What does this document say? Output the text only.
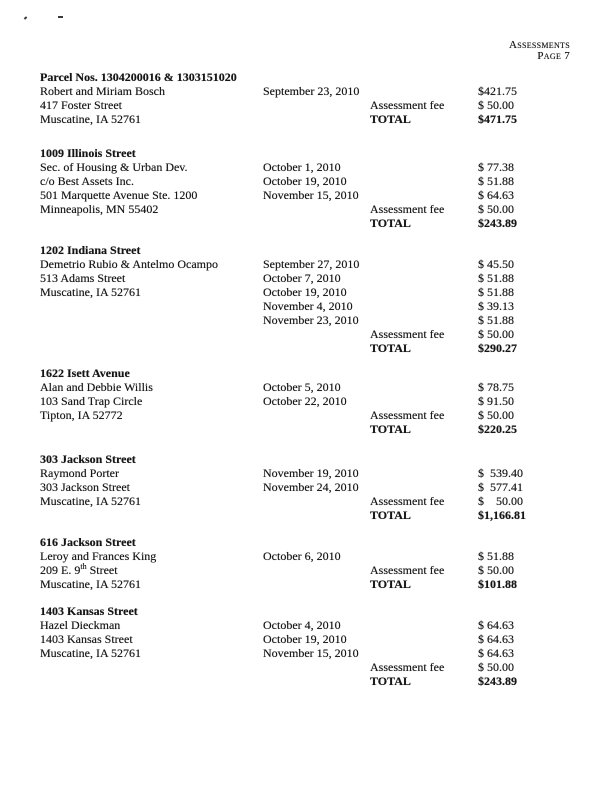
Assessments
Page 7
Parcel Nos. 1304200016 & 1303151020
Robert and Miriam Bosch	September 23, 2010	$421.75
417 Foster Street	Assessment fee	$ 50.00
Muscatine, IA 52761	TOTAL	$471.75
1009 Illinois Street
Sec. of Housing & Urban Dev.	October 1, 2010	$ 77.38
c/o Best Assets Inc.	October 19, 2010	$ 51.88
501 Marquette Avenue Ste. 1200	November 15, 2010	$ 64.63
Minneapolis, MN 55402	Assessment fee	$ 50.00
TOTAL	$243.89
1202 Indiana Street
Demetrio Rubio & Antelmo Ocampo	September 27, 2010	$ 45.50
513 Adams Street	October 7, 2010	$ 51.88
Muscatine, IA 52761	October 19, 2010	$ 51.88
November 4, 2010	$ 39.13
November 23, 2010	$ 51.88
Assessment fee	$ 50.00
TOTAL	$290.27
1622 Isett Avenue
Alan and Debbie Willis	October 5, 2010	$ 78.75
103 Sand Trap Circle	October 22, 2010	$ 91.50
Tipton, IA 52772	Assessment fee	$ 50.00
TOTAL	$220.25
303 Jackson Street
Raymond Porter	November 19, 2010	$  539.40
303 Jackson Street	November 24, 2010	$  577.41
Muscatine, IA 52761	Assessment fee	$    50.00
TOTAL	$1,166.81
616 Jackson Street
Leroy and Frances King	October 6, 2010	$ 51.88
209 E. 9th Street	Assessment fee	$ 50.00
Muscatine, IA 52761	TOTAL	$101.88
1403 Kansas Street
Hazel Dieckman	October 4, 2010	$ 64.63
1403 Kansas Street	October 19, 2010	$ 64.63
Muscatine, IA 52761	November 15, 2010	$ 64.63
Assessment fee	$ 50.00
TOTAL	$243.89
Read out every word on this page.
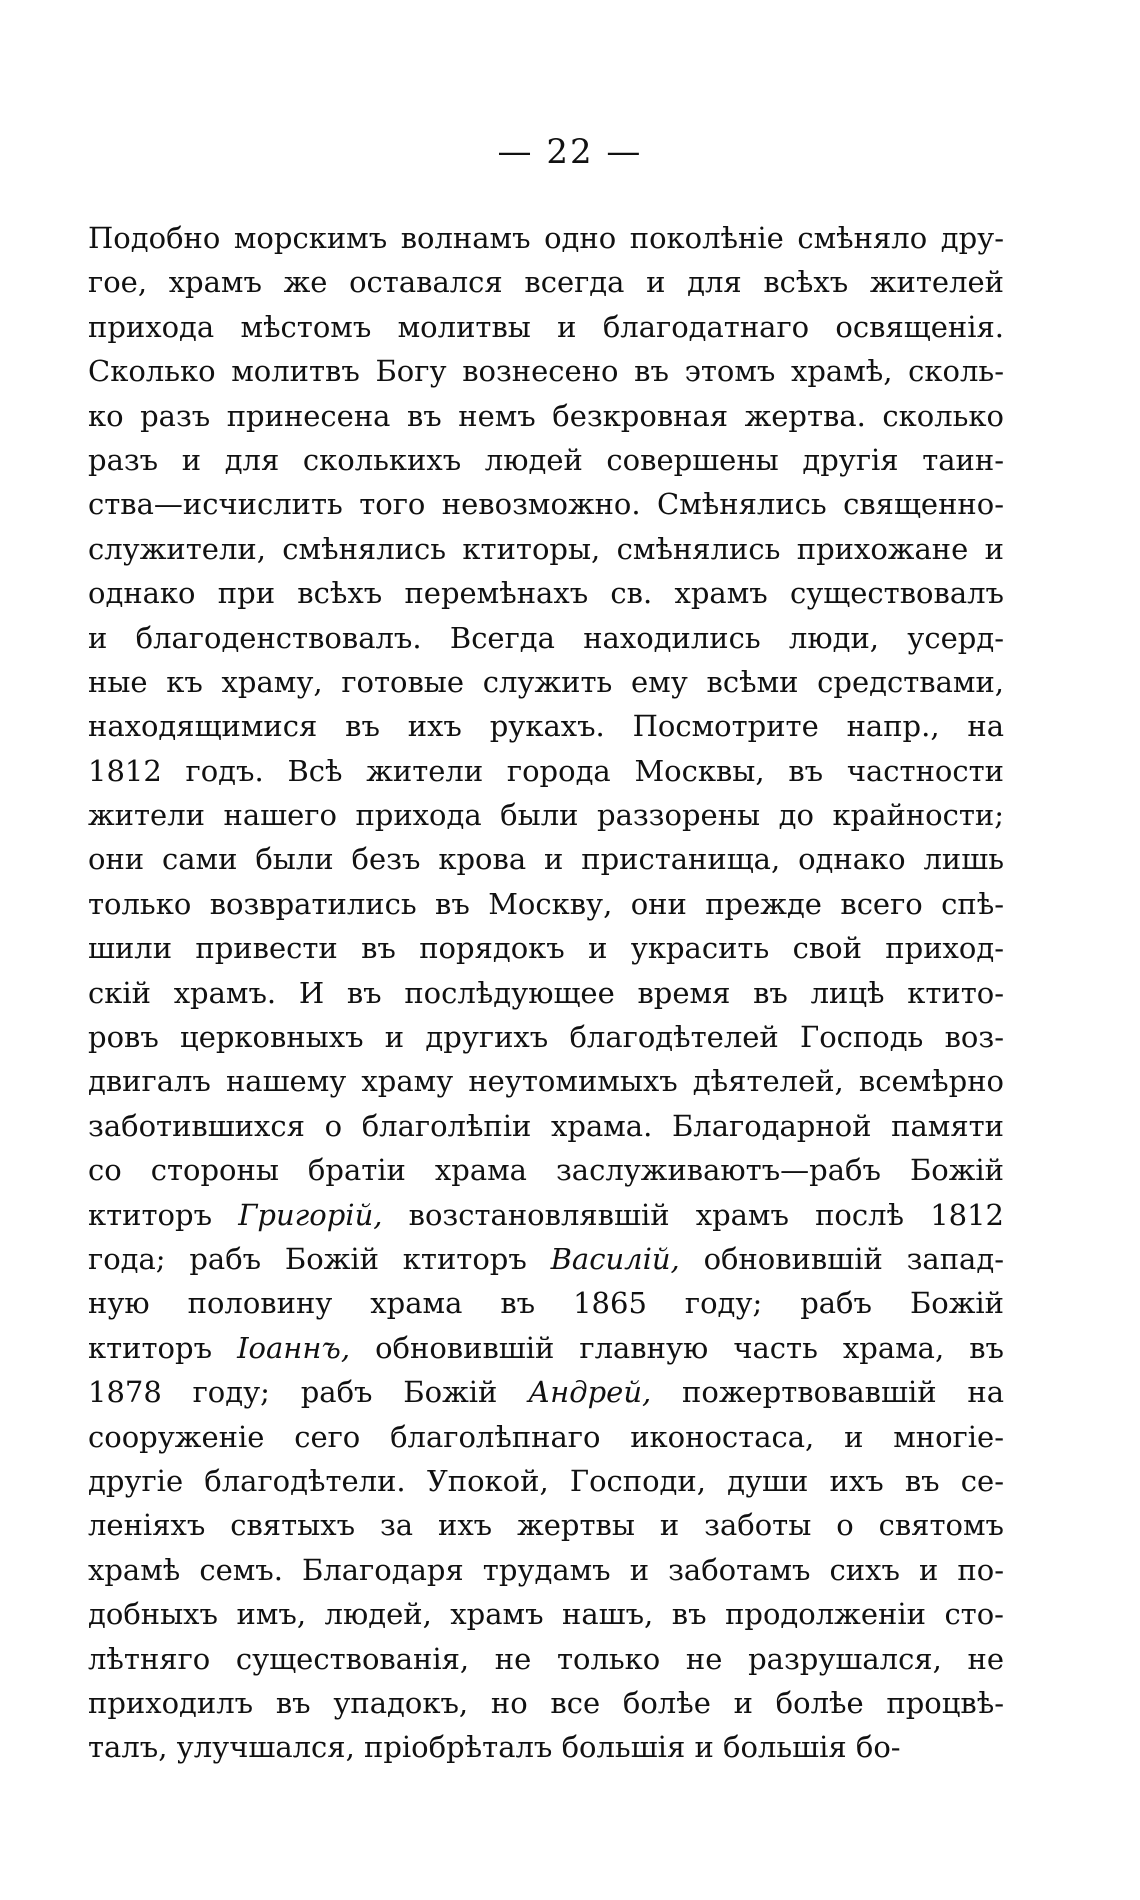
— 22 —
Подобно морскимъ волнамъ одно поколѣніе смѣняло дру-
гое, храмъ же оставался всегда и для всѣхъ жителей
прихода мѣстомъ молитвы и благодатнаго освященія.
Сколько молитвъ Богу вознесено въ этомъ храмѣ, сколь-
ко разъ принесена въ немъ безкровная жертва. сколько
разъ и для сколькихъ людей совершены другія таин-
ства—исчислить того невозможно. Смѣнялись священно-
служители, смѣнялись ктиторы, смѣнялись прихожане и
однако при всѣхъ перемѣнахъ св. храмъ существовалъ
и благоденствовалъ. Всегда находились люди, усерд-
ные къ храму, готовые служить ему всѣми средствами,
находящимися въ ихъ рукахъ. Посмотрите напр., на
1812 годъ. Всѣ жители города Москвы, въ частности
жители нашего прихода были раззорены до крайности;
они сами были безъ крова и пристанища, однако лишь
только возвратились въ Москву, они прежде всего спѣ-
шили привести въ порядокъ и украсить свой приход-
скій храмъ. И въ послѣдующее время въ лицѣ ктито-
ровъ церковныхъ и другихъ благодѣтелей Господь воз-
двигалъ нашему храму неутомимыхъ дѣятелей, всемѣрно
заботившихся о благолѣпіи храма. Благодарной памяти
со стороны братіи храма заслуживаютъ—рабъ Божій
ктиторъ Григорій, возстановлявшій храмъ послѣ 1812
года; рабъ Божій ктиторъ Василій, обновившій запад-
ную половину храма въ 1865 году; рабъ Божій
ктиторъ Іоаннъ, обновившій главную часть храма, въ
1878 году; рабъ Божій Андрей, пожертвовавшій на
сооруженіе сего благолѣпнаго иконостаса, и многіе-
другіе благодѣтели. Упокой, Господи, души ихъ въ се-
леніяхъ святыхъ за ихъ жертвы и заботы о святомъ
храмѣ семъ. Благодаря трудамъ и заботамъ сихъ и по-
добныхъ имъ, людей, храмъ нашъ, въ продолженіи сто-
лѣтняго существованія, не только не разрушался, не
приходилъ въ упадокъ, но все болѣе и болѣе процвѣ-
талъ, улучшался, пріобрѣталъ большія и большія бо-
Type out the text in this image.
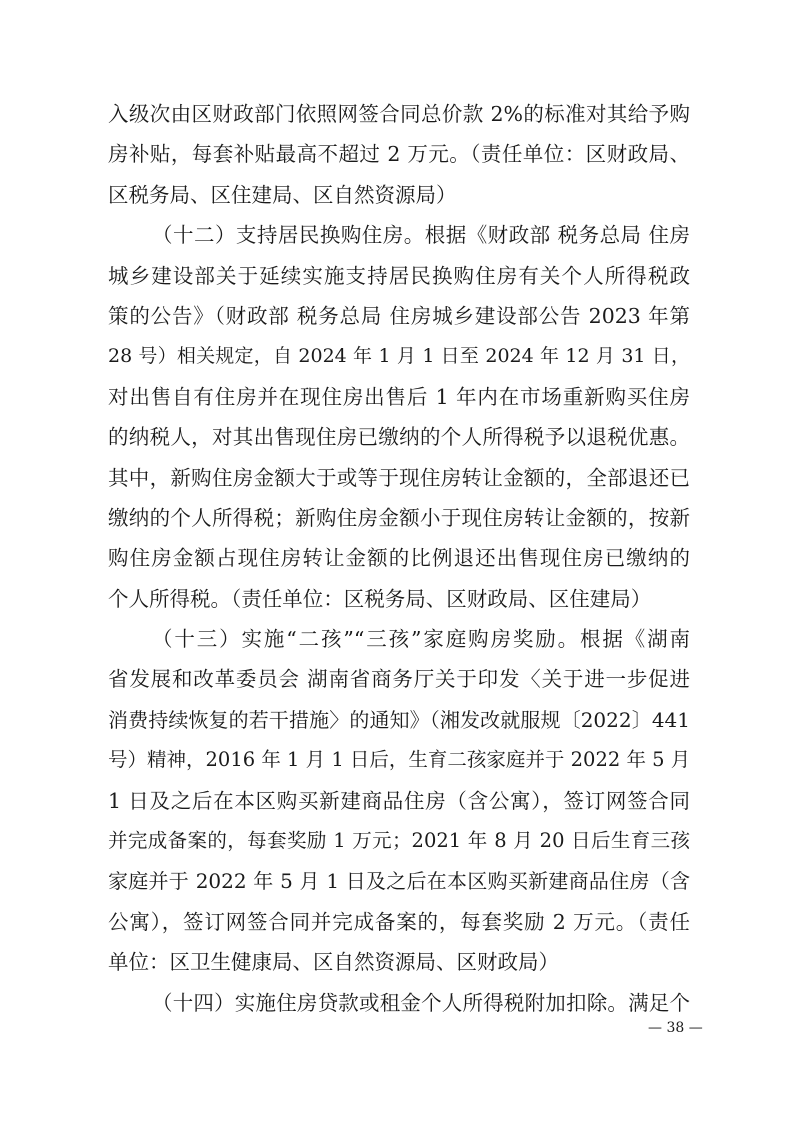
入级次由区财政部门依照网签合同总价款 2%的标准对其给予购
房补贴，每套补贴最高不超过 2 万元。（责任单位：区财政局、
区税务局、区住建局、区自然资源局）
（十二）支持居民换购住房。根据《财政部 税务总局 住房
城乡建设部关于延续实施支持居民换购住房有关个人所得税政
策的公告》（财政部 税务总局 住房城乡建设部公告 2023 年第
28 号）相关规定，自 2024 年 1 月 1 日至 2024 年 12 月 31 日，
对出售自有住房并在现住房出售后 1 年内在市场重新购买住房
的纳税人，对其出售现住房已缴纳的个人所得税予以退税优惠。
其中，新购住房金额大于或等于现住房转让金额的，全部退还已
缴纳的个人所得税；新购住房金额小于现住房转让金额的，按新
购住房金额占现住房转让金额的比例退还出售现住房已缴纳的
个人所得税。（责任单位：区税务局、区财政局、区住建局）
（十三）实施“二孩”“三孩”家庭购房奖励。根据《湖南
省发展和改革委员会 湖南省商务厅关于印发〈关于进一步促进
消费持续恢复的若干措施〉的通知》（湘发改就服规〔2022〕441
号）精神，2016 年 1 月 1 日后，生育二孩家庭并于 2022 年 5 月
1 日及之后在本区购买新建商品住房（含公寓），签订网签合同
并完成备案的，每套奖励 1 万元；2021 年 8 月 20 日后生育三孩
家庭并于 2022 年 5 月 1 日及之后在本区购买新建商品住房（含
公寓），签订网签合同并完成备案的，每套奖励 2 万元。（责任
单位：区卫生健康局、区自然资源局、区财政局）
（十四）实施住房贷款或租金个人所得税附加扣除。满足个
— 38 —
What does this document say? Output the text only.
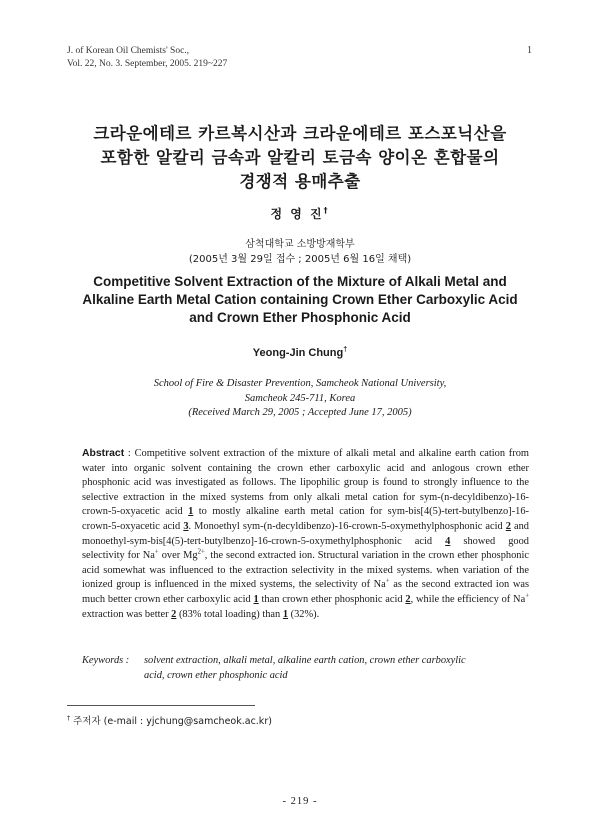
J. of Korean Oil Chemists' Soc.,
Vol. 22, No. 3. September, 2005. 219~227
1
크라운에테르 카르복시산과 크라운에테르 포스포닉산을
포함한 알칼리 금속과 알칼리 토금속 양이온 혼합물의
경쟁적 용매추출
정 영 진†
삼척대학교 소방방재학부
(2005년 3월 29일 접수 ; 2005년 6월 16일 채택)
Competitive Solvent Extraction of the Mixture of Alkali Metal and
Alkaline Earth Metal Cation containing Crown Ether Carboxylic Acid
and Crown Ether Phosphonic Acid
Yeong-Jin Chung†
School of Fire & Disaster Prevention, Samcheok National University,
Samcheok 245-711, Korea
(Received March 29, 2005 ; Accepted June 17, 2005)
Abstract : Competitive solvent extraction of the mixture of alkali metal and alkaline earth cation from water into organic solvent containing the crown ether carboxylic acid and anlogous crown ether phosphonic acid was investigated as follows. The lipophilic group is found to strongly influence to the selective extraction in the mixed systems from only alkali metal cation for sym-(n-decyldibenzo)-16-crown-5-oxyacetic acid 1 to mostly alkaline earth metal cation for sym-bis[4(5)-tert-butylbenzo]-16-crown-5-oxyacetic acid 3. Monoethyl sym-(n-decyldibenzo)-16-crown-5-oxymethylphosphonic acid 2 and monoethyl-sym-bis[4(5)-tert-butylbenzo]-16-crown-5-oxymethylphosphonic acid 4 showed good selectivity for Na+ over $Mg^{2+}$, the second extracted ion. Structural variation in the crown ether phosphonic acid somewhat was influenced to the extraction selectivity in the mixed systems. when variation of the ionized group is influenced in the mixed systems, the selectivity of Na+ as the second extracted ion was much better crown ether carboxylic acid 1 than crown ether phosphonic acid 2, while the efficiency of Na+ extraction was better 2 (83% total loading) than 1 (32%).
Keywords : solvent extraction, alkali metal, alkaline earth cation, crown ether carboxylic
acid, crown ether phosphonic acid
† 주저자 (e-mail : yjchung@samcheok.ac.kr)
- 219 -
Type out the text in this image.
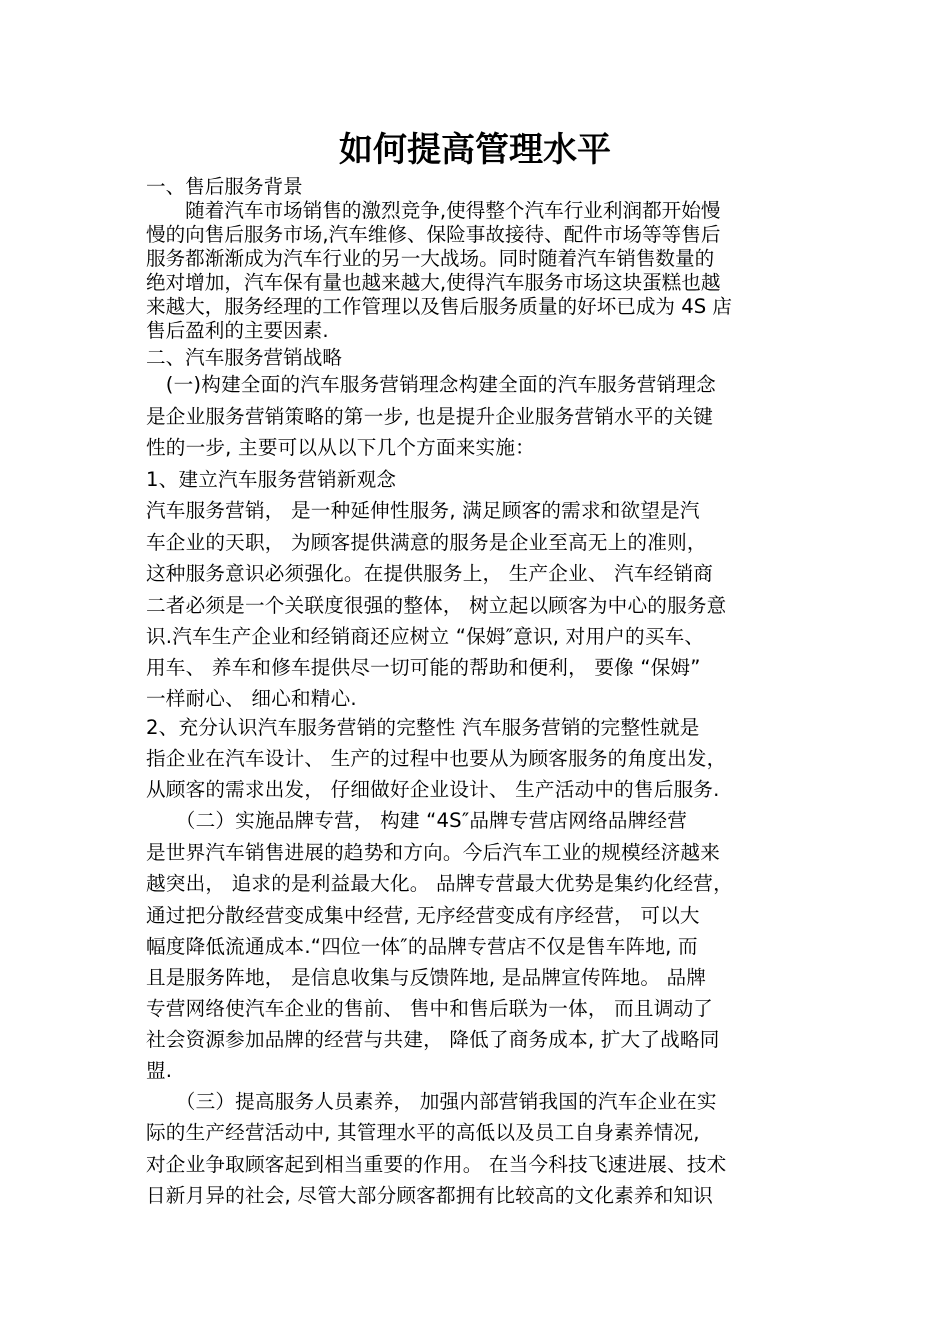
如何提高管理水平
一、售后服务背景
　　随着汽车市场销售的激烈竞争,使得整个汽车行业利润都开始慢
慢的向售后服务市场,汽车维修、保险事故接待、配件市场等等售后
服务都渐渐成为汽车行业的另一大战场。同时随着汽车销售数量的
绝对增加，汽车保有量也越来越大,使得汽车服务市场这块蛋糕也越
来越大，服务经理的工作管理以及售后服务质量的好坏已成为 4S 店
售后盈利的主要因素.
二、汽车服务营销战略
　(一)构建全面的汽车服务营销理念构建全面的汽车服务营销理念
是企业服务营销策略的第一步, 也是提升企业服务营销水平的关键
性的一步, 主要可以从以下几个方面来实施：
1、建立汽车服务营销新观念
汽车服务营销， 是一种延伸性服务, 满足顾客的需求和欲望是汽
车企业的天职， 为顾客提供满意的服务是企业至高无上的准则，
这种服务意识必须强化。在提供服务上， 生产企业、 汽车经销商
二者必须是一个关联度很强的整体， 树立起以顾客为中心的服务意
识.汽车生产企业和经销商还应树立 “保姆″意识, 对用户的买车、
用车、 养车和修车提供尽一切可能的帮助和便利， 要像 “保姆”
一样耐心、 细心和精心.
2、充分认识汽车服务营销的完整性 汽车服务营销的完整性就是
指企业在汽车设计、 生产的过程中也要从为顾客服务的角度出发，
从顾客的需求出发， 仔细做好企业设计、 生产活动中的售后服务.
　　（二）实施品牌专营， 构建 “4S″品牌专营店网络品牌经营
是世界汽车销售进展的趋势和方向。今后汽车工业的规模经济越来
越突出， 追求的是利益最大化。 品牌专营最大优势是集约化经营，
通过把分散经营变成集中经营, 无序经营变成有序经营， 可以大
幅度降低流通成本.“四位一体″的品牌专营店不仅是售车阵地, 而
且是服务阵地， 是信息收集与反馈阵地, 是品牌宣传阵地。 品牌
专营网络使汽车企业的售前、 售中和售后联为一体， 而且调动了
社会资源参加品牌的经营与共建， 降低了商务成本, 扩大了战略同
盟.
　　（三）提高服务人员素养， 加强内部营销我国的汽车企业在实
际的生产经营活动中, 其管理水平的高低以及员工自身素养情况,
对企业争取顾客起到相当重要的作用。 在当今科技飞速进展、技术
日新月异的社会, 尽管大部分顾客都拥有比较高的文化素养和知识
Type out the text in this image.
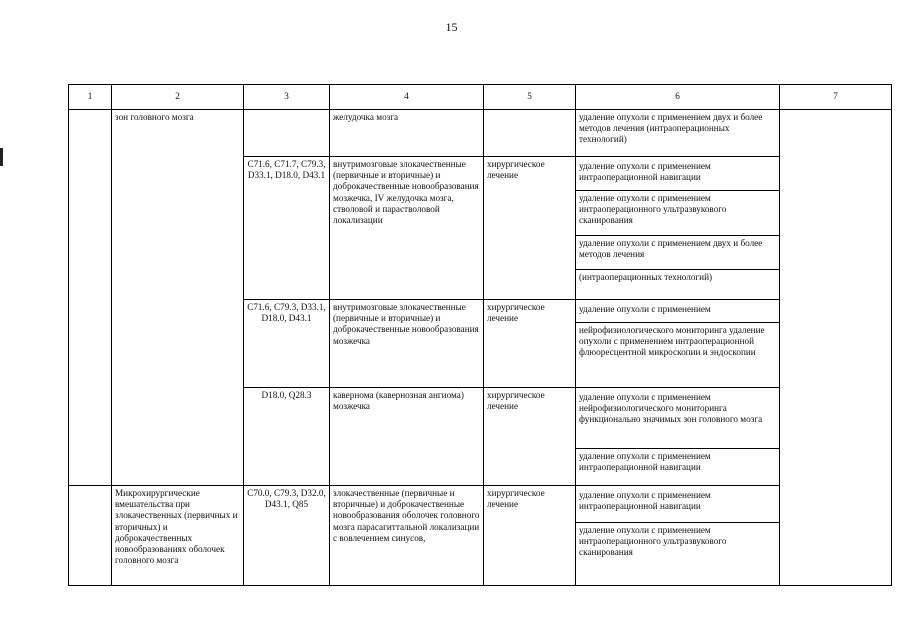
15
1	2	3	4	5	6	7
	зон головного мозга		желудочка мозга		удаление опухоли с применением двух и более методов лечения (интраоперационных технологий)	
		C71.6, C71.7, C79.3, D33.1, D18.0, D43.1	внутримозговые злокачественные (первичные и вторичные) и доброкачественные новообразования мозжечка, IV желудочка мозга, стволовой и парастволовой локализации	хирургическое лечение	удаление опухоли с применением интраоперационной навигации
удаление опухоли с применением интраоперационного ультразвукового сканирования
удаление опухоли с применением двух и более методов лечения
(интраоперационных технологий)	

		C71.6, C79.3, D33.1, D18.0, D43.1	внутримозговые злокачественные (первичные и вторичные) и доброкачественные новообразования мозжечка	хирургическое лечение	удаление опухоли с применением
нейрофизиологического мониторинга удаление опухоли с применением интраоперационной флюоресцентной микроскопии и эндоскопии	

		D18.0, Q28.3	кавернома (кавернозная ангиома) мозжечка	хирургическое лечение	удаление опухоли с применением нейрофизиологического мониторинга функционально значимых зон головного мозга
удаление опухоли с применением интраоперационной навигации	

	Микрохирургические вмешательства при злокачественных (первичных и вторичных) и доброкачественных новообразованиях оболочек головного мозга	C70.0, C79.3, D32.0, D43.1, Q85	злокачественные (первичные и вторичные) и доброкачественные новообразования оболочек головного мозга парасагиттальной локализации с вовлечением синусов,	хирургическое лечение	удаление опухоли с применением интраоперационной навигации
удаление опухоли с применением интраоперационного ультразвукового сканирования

• • •

- STATED GOAL: Extract all lines that hold the word "двух".

- ANSWER FOR THIS EXERCISE:
	зон головного мозга		желудочка мозга		удаление опухоли с применением двух и более методов лечения (интраоперационных технологий)	
удаление опухоли с применением двух и более методов лечения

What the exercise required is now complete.